→ **Aim**:
Every record below should be transcribed exactly. Omit the images.

→ **Data records**:
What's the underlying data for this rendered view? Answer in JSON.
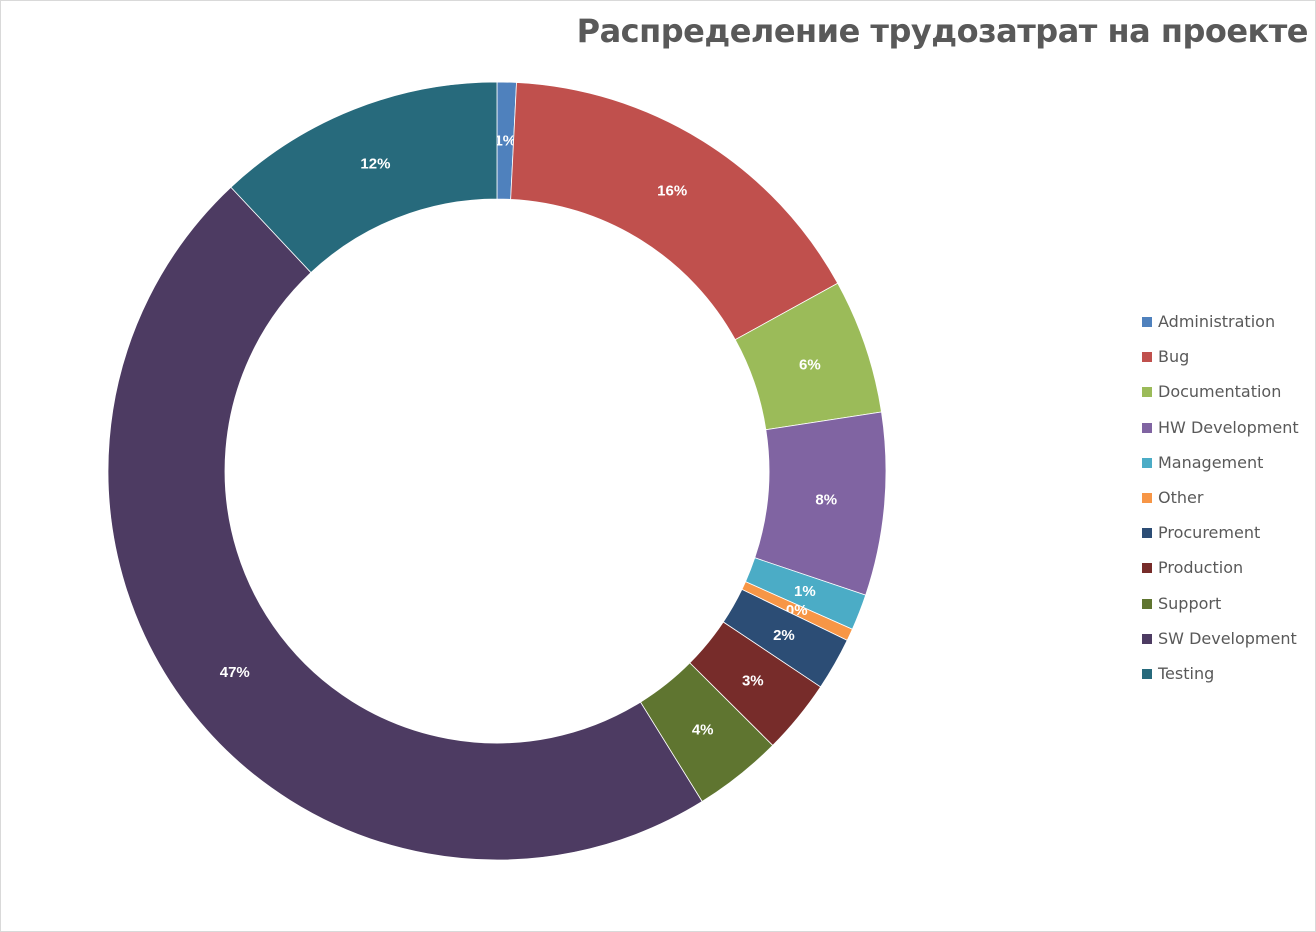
{
  "chart_data": {
    "type": "pie",
    "donut": true,
    "title": "Распределение трудозатрат на проекте",
    "legend_position": "right",
    "categories": [
      "Administration",
      "Bug",
      "Documentation",
      "HW Development",
      "Management",
      "Other",
      "Procurement",
      "Production",
      "Support",
      "SW Development",
      "Testing"
    ],
    "values": [
      0.8,
      16.2,
      5.6,
      7.6,
      1.5,
      0.5,
      2.2,
      3.1,
      3.7,
      46.9,
      12.0
    ],
    "labels": [
      "1%",
      "16%",
      "6%",
      "8%",
      "1%",
      "0%",
      "2%",
      "3%",
      "4%",
      "47%",
      "12%"
    ],
    "colors": [
      "#4f81bd",
      "#c0504d",
      "#9bbb59",
      "#8064a2",
      "#4bacc6",
      "#f79646",
      "#2c4d75",
      "#772c2a",
      "#5f7530",
      "#4d3b62",
      "#276a7c"
    ]
  }
}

→ **Response below**:
What's the underlying data for this rendered view? Answer in JSON.
{
  "chart_data": {
    "type": "pie",
    "donut": true,
    "title": "Распределение трудозатрат на проекте",
    "legend_position": "right",
    "categories": [
      "Administration",
      "Bug",
      "Documentation",
      "HW Development",
      "Management",
      "Other",
      "Procurement",
      "Production",
      "Support",
      "SW Development",
      "Testing"
    ],
    "values": [
      0.8,
      16.2,
      5.6,
      7.6,
      1.5,
      0.5,
      2.2,
      3.1,
      3.7,
      46.9,
      12.0
    ],
    "labels": [
      "1%",
      "16%",
      "6%",
      "8%",
      "1%",
      "0%",
      "2%",
      "3%",
      "4%",
      "47%",
      "12%"
    ],
    "colors": [
      "#4f81bd",
      "#c0504d",
      "#9bbb59",
      "#8064a2",
      "#4bacc6",
      "#f79646",
      "#2c4d75",
      "#772c2a",
      "#5f7530",
      "#4d3b62",
      "#276a7c"
    ]
  }
}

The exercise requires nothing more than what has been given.